• EXERCISE OBJECTIVE: Rewrite the records from the start through the line containing "bar-b-control xyxy=(755,391,811,696)", replacing "Treatment" with "Group" and leaving everything else the same.

---------- INPUT RECORDS

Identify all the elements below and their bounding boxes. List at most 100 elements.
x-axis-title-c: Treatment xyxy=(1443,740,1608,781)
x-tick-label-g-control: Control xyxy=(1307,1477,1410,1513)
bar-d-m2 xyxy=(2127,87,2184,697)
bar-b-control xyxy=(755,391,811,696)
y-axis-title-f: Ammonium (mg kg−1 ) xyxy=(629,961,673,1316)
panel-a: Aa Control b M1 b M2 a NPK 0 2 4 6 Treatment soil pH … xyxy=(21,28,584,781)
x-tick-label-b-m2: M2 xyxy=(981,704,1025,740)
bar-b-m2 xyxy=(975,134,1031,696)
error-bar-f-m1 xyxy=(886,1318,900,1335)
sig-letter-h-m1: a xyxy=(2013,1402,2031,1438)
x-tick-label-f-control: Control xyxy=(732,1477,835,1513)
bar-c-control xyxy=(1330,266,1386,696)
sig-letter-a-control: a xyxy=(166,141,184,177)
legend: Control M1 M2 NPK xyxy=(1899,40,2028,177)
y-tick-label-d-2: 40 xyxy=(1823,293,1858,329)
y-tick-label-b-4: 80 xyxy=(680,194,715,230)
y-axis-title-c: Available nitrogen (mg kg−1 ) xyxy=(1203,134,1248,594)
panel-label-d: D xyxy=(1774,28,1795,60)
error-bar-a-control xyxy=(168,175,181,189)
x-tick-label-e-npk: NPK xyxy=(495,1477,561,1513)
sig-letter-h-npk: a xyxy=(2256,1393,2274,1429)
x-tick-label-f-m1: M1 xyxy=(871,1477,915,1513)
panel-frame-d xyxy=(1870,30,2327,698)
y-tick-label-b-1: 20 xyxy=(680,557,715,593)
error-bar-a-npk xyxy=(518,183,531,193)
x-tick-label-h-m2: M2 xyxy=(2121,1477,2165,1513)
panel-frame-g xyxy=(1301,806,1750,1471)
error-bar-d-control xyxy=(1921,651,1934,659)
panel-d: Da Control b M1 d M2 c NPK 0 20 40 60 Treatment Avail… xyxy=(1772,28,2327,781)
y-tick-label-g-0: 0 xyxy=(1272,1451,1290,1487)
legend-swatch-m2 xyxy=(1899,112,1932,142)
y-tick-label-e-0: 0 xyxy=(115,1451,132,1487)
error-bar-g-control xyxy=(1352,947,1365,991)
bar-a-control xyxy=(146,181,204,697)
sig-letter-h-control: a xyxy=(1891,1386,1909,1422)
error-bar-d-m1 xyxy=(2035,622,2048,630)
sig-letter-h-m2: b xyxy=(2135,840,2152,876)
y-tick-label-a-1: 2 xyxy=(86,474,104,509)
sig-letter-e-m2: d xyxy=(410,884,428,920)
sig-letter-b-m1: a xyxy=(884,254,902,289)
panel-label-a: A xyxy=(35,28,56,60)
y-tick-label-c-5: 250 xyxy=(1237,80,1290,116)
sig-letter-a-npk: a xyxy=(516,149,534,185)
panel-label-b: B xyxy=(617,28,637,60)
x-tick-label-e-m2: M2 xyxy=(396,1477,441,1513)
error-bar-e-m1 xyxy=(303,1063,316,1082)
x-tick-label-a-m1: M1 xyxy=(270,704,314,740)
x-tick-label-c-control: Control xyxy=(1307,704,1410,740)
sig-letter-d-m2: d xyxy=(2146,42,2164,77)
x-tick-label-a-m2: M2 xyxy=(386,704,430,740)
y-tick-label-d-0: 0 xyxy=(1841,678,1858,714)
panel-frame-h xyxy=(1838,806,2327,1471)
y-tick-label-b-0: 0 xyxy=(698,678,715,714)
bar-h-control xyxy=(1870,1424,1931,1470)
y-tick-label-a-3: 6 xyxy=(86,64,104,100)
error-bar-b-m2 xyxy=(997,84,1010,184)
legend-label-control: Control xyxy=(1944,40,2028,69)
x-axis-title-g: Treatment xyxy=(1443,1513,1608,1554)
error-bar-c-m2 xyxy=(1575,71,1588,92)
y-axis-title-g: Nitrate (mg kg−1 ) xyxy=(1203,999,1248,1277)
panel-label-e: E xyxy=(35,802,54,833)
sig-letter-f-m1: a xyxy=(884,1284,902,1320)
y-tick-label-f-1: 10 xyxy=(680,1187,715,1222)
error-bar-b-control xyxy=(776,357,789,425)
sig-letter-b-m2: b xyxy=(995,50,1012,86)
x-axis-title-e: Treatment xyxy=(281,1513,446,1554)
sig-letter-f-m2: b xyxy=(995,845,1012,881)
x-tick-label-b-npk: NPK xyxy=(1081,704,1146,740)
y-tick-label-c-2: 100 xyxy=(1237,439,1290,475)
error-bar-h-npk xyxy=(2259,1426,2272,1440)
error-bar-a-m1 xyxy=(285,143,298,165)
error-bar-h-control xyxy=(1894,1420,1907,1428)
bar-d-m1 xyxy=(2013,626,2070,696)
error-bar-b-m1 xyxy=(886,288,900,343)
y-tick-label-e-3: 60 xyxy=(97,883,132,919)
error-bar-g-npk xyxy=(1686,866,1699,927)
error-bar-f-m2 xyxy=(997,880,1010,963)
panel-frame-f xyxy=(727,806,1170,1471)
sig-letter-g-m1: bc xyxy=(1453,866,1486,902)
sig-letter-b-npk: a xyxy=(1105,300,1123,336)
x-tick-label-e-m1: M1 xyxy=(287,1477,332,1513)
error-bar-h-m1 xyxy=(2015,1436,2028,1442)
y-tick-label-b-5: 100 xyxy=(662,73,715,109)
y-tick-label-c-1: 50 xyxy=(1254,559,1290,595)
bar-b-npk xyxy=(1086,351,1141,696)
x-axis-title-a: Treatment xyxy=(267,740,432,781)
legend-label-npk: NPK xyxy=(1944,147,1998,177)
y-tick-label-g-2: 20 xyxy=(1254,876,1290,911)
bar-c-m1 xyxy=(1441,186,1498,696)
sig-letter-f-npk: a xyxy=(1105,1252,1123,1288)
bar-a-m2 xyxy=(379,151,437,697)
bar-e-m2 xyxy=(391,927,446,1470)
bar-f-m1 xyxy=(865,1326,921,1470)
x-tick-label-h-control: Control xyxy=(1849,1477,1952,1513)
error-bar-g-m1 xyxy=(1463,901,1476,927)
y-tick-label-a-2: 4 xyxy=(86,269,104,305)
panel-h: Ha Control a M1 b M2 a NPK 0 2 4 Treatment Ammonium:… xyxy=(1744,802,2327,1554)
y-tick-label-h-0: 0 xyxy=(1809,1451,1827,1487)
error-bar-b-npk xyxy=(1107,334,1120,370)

--------------------

• EXERCISE ANSWER:
Identify all the elements below and their bounding boxes. List at most 100 elements.
x-axis-title-c: Group xyxy=(1443,740,1608,781)
x-tick-label-g-control: Control xyxy=(1307,1477,1410,1513)
bar-d-m2 xyxy=(2127,87,2184,697)
bar-b-control xyxy=(755,391,811,696)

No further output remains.